Information shown:
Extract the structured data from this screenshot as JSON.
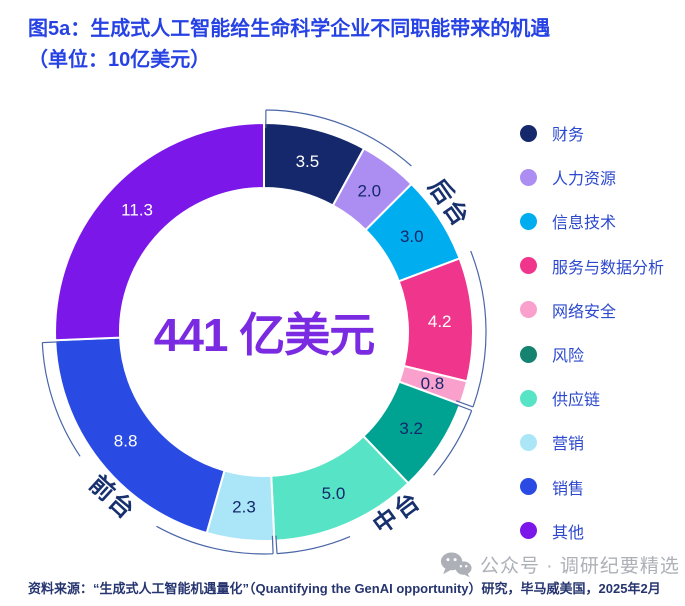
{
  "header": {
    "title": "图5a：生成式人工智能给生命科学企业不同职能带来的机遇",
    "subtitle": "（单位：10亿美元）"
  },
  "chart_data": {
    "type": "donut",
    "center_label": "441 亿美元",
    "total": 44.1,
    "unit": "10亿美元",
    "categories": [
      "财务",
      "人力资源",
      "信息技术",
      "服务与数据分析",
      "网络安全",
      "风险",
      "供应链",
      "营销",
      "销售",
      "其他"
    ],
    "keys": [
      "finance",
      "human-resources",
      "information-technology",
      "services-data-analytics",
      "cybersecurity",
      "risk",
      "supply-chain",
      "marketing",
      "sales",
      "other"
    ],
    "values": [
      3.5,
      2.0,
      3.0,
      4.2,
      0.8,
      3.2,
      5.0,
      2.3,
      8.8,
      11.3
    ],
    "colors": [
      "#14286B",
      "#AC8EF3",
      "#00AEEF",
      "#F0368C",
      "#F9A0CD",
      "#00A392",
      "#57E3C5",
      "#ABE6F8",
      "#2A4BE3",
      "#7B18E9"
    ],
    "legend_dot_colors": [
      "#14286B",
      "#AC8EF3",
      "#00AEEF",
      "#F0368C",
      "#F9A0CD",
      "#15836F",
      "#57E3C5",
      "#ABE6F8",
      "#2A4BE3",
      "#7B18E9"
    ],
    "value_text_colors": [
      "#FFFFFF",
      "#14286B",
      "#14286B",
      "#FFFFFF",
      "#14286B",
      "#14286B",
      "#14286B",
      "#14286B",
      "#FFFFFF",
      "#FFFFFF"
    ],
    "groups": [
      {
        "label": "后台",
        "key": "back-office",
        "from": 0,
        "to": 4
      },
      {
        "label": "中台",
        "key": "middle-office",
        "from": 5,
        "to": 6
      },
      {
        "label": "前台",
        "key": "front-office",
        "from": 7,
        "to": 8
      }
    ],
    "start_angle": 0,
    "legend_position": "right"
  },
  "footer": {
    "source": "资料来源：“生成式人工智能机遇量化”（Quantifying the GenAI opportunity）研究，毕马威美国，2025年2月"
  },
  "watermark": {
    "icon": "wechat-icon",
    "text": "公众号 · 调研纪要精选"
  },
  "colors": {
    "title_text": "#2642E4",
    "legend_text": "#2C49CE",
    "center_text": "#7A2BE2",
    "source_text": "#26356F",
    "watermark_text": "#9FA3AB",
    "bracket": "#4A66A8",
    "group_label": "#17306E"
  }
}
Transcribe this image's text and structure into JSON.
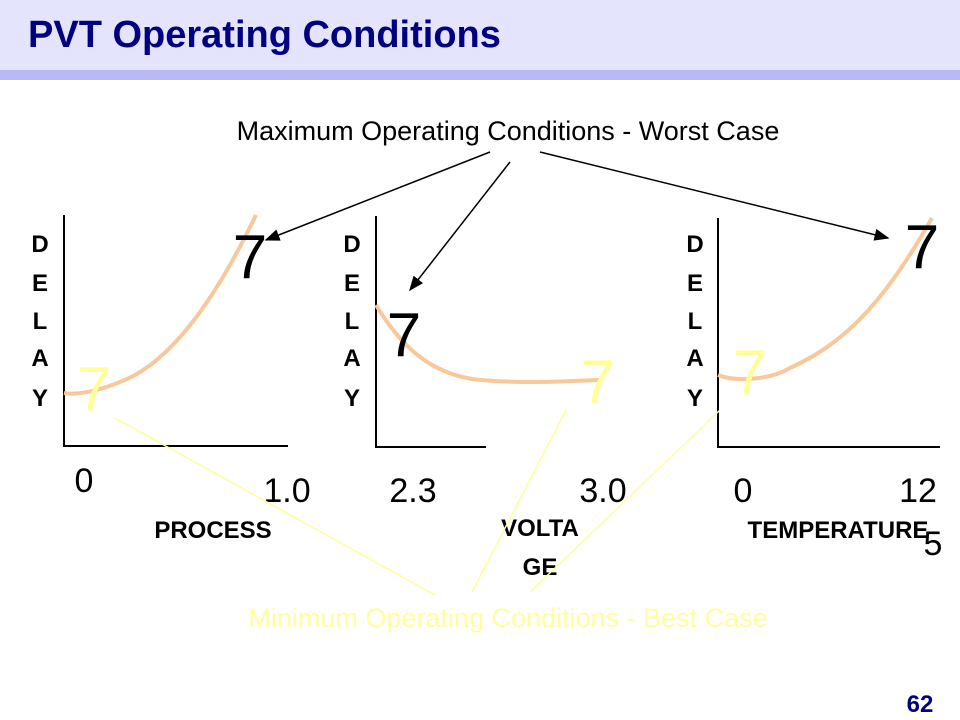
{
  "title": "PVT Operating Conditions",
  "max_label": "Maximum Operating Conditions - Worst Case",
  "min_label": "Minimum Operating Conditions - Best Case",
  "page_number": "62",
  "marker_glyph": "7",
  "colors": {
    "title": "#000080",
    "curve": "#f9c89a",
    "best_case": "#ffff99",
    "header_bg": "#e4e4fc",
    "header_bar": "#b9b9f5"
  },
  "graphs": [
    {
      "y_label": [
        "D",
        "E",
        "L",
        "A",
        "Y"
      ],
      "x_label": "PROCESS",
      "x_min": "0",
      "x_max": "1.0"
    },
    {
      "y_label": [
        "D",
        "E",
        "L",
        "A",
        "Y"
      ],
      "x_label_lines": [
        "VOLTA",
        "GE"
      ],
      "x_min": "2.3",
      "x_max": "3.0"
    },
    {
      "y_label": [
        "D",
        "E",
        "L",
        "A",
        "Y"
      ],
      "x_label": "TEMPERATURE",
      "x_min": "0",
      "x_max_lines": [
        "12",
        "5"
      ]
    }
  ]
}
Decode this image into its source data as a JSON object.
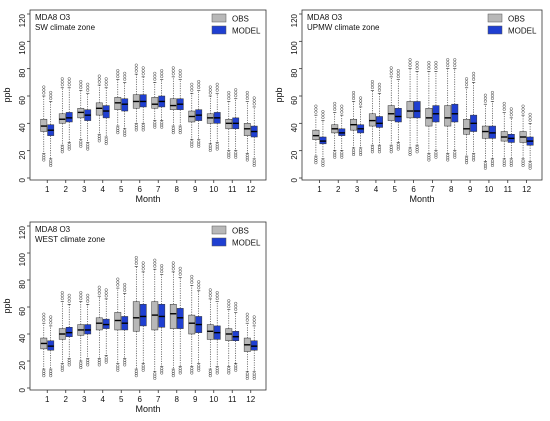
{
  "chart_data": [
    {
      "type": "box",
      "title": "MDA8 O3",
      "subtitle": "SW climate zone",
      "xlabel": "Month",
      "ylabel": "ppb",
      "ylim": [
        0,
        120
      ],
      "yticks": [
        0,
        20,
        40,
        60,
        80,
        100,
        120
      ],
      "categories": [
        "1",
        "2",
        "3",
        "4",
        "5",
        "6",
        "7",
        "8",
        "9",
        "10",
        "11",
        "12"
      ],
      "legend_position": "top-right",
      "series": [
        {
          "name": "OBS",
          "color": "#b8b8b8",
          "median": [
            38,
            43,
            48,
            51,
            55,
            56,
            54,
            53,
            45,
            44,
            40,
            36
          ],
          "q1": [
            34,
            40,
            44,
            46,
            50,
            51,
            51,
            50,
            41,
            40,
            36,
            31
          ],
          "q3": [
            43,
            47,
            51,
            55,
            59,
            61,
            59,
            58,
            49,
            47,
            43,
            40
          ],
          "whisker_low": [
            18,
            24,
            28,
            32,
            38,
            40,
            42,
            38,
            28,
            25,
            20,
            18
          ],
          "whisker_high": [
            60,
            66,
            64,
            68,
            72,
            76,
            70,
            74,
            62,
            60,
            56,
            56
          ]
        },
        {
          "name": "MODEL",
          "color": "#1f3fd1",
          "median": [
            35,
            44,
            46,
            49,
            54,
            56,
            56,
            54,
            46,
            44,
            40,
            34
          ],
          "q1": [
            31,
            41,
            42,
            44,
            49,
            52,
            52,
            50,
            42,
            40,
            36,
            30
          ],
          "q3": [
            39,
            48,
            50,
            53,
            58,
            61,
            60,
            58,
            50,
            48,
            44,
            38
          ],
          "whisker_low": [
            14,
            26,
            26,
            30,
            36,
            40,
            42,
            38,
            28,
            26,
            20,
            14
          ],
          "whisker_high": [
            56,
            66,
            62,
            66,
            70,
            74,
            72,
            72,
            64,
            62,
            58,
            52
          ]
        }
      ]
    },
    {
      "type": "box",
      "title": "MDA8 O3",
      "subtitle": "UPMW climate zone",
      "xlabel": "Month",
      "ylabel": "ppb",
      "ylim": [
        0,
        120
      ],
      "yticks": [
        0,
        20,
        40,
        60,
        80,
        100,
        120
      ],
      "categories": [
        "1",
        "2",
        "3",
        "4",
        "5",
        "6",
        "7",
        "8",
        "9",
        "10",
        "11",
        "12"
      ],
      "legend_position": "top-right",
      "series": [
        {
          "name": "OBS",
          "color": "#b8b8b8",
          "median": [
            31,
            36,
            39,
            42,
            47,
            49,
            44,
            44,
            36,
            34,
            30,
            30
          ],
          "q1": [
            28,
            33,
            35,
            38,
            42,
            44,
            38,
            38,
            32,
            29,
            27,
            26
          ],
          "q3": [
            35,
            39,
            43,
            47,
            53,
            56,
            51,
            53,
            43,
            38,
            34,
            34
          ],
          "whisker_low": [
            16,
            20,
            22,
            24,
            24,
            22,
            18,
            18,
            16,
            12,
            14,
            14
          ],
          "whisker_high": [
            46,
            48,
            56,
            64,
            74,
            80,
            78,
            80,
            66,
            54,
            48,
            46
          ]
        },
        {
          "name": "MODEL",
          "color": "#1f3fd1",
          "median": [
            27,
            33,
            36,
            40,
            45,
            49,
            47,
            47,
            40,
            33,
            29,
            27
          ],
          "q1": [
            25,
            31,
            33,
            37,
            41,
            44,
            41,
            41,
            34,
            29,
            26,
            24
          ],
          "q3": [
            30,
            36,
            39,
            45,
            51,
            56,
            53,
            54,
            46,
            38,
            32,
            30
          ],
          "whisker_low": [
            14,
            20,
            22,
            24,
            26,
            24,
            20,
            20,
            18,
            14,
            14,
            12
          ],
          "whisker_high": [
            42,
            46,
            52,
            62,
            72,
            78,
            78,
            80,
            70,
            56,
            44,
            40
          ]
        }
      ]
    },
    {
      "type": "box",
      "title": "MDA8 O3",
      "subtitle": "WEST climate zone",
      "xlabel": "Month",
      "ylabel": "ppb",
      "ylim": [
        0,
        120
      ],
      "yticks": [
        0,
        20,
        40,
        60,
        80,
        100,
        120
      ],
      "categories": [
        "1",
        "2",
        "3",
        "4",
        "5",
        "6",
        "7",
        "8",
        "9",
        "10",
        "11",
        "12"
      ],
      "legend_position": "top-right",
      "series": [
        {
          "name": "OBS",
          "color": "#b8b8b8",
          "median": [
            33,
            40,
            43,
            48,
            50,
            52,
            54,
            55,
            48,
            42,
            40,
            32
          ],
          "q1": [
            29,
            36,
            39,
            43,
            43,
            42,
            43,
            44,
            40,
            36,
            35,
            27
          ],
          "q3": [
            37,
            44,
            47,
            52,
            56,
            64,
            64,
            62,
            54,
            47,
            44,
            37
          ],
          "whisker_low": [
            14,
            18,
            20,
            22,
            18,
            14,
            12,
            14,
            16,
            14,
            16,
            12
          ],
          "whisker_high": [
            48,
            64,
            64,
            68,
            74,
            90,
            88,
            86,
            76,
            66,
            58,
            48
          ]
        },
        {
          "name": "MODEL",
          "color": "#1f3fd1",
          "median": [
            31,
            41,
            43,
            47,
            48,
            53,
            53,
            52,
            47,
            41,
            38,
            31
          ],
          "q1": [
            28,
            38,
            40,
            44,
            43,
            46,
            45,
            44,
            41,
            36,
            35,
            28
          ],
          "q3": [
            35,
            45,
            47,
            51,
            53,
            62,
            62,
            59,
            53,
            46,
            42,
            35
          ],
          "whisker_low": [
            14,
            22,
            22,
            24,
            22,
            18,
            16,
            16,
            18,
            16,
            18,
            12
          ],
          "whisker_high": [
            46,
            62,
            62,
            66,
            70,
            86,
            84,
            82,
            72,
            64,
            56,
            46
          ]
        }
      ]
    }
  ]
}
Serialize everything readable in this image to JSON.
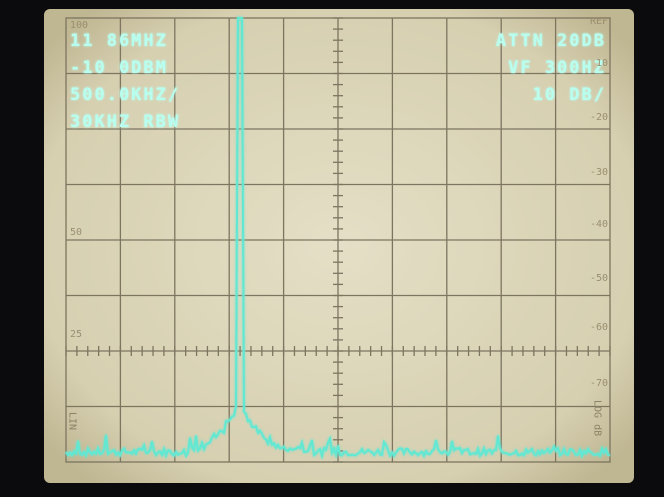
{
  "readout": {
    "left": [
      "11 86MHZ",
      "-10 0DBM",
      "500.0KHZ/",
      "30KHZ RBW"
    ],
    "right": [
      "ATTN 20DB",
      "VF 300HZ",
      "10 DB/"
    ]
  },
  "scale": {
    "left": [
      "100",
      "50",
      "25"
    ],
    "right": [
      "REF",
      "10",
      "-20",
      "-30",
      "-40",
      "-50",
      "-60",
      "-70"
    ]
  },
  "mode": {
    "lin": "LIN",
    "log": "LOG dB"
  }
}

What the task asks: Search the entries for the word "Operating", then gather every line that has it.

Full answer:
  "title": "PVT Operating Conditions",
  "max_label": "Maximum Operating Conditions - Worst Case",
  "min_label": "Minimum Operating Conditions - Best Case",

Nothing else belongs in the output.